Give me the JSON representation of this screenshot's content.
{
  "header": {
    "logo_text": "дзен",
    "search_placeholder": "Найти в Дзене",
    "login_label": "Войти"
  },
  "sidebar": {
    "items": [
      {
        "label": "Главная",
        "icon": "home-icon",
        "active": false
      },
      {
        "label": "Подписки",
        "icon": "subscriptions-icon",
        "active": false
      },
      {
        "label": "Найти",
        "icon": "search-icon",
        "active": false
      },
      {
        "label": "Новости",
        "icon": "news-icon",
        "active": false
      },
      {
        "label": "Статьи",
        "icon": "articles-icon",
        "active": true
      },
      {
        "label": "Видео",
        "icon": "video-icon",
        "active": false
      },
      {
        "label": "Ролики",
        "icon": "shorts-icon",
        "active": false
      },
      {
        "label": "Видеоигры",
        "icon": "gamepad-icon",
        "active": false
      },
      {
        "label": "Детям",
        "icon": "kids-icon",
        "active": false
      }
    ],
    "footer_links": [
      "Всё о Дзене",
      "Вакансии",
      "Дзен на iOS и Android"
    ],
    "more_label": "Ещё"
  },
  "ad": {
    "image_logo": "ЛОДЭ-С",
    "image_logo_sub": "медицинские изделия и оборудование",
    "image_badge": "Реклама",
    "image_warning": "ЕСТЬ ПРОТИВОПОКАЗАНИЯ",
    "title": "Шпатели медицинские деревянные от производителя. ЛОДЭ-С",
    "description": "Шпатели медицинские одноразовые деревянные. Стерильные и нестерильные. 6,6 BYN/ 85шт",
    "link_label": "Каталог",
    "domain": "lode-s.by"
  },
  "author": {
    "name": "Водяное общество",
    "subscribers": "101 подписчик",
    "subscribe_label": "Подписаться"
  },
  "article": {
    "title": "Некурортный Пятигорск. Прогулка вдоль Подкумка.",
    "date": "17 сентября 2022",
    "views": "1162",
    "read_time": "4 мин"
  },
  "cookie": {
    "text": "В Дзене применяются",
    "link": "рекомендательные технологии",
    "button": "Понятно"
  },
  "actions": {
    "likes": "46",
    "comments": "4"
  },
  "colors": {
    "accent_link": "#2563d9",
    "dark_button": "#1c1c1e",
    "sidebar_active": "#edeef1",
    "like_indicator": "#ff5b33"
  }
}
◆ ◆ ◆
Aim of the exercise - Type the whole listing again, unaltered.

Task response -
Give me the JSON representation of this screenshot's content.
{
  "header": {
    "logo_text": "дзен",
    "search_placeholder": "Найти в Дзене",
    "login_label": "Войти"
  },
  "sidebar": {
    "items": [
      {
        "label": "Главная",
        "icon": "home-icon",
        "active": false
      },
      {
        "label": "Подписки",
        "icon": "subscriptions-icon",
        "active": false
      },
      {
        "label": "Найти",
        "icon": "search-icon",
        "active": false
      },
      {
        "label": "Новости",
        "icon": "news-icon",
        "active": false
      },
      {
        "label": "Статьи",
        "icon": "articles-icon",
        "active": true
      },
      {
        "label": "Видео",
        "icon": "video-icon",
        "active": false
      },
      {
        "label": "Ролики",
        "icon": "shorts-icon",
        "active": false
      },
      {
        "label": "Видеоигры",
        "icon": "gamepad-icon",
        "active": false
      },
      {
        "label": "Детям",
        "icon": "kids-icon",
        "active": false
      }
    ],
    "footer_links": [
      "Всё о Дзене",
      "Вакансии",
      "Дзен на iOS и Android"
    ],
    "more_label": "Ещё"
  },
  "ad": {
    "image_logo": "ЛОДЭ-С",
    "image_logo_sub": "медицинские изделия и оборудование",
    "image_badge": "Реклама",
    "image_warning": "ЕСТЬ ПРОТИВОПОКАЗАНИЯ",
    "title": "Шпатели медицинские деревянные от производителя. ЛОДЭ-С",
    "description": "Шпатели медицинские одноразовые деревянные. Стерильные и нестерильные. 6,6 BYN/ 85шт",
    "link_label": "Каталог",
    "domain": "lode-s.by"
  },
  "author": {
    "name": "Водяное общество",
    "subscribers": "101 подписчик",
    "subscribe_label": "Подписаться"
  },
  "article": {
    "title": "Некурортный Пятигорск. Прогулка вдоль Подкумка.",
    "date": "17 сентября 2022",
    "views": "1162",
    "read_time": "4 мин"
  },
  "cookie": {
    "text": "В Дзене применяются",
    "link": "рекомендательные технологии",
    "button": "Понятно"
  },
  "actions": {
    "likes": "46",
    "comments": "4"
  },
  "colors": {
    "accent_link": "#2563d9",
    "dark_button": "#1c1c1e",
    "sidebar_active": "#edeef1",
    "like_indicator": "#ff5b33"
  }
}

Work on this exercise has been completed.